GIVEN INSTRUCTION =>
Below is a set of records; restate each one word for word.

* Start *

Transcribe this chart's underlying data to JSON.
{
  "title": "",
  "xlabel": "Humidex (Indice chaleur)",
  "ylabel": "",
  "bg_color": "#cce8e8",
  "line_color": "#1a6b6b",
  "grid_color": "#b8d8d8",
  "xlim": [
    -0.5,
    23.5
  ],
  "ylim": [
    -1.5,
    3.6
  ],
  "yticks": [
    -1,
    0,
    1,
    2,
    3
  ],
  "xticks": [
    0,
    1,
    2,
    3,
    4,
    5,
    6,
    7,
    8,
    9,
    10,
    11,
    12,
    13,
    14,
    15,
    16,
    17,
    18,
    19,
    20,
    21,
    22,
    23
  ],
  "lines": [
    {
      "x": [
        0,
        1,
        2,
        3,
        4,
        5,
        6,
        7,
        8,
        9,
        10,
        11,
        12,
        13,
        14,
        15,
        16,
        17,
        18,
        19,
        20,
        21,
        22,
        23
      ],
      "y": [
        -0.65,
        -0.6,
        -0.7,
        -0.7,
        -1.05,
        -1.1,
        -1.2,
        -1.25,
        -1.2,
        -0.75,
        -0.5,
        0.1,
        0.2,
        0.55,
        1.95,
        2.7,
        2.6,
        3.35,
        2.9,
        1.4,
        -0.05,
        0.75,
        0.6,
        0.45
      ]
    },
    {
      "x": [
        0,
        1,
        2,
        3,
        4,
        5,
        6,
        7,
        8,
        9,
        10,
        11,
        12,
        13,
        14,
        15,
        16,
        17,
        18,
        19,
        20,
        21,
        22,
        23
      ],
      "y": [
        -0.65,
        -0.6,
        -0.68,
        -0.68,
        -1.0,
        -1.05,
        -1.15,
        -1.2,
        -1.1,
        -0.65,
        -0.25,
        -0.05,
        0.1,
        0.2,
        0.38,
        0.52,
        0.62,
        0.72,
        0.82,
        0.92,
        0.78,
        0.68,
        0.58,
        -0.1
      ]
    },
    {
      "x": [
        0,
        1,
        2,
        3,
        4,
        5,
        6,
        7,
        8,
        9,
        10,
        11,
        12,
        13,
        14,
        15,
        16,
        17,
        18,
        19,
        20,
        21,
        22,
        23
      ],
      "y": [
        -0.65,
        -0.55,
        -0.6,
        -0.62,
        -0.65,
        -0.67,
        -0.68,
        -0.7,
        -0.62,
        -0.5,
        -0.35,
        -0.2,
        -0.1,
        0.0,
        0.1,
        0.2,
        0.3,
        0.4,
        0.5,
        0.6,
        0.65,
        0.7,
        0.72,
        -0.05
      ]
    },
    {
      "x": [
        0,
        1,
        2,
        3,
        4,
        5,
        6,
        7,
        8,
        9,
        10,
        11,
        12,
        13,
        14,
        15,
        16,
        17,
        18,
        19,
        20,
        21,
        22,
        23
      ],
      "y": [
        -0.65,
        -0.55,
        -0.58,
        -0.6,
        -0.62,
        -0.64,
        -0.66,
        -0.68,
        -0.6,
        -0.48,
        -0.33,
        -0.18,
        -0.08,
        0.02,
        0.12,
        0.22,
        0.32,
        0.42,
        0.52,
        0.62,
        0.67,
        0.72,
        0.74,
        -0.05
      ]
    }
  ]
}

* End *

WRITTEN SOLUTION =>
Transcribe this chart's underlying data to JSON.
{
  "title": "",
  "xlabel": "Humidex (Indice chaleur)",
  "ylabel": "",
  "bg_color": "#cce8e8",
  "line_color": "#1a6b6b",
  "grid_color": "#b8d8d8",
  "xlim": [
    -0.5,
    23.5
  ],
  "ylim": [
    -1.5,
    3.6
  ],
  "yticks": [
    -1,
    0,
    1,
    2,
    3
  ],
  "xticks": [
    0,
    1,
    2,
    3,
    4,
    5,
    6,
    7,
    8,
    9,
    10,
    11,
    12,
    13,
    14,
    15,
    16,
    17,
    18,
    19,
    20,
    21,
    22,
    23
  ],
  "lines": [
    {
      "x": [
        0,
        1,
        2,
        3,
        4,
        5,
        6,
        7,
        8,
        9,
        10,
        11,
        12,
        13,
        14,
        15,
        16,
        17,
        18,
        19,
        20,
        21,
        22,
        23
      ],
      "y": [
        -0.65,
        -0.6,
        -0.7,
        -0.7,
        -1.05,
        -1.1,
        -1.2,
        -1.25,
        -1.2,
        -0.75,
        -0.5,
        0.1,
        0.2,
        0.55,
        1.95,
        2.7,
        2.6,
        3.35,
        2.9,
        1.4,
        -0.05,
        0.75,
        0.6,
        0.45
      ]
    },
    {
      "x": [
        0,
        1,
        2,
        3,
        4,
        5,
        6,
        7,
        8,
        9,
        10,
        11,
        12,
        13,
        14,
        15,
        16,
        17,
        18,
        19,
        20,
        21,
        22,
        23
      ],
      "y": [
        -0.65,
        -0.6,
        -0.68,
        -0.68,
        -1.0,
        -1.05,
        -1.15,
        -1.2,
        -1.1,
        -0.65,
        -0.25,
        -0.05,
        0.1,
        0.2,
        0.38,
        0.52,
        0.62,
        0.72,
        0.82,
        0.92,
        0.78,
        0.68,
        0.58,
        -0.1
      ]
    },
    {
      "x": [
        0,
        1,
        2,
        3,
        4,
        5,
        6,
        7,
        8,
        9,
        10,
        11,
        12,
        13,
        14,
        15,
        16,
        17,
        18,
        19,
        20,
        21,
        22,
        23
      ],
      "y": [
        -0.65,
        -0.55,
        -0.6,
        -0.62,
        -0.65,
        -0.67,
        -0.68,
        -0.7,
        -0.62,
        -0.5,
        -0.35,
        -0.2,
        -0.1,
        0.0,
        0.1,
        0.2,
        0.3,
        0.4,
        0.5,
        0.6,
        0.65,
        0.7,
        0.72,
        -0.05
      ]
    },
    {
      "x": [
        0,
        1,
        2,
        3,
        4,
        5,
        6,
        7,
        8,
        9,
        10,
        11,
        12,
        13,
        14,
        15,
        16,
        17,
        18,
        19,
        20,
        21,
        22,
        23
      ],
      "y": [
        -0.65,
        -0.55,
        -0.58,
        -0.6,
        -0.62,
        -0.64,
        -0.66,
        -0.68,
        -0.6,
        -0.48,
        -0.33,
        -0.18,
        -0.08,
        0.02,
        0.12,
        0.22,
        0.32,
        0.42,
        0.52,
        0.62,
        0.67,
        0.72,
        0.74,
        -0.05
      ]
    }
  ]
}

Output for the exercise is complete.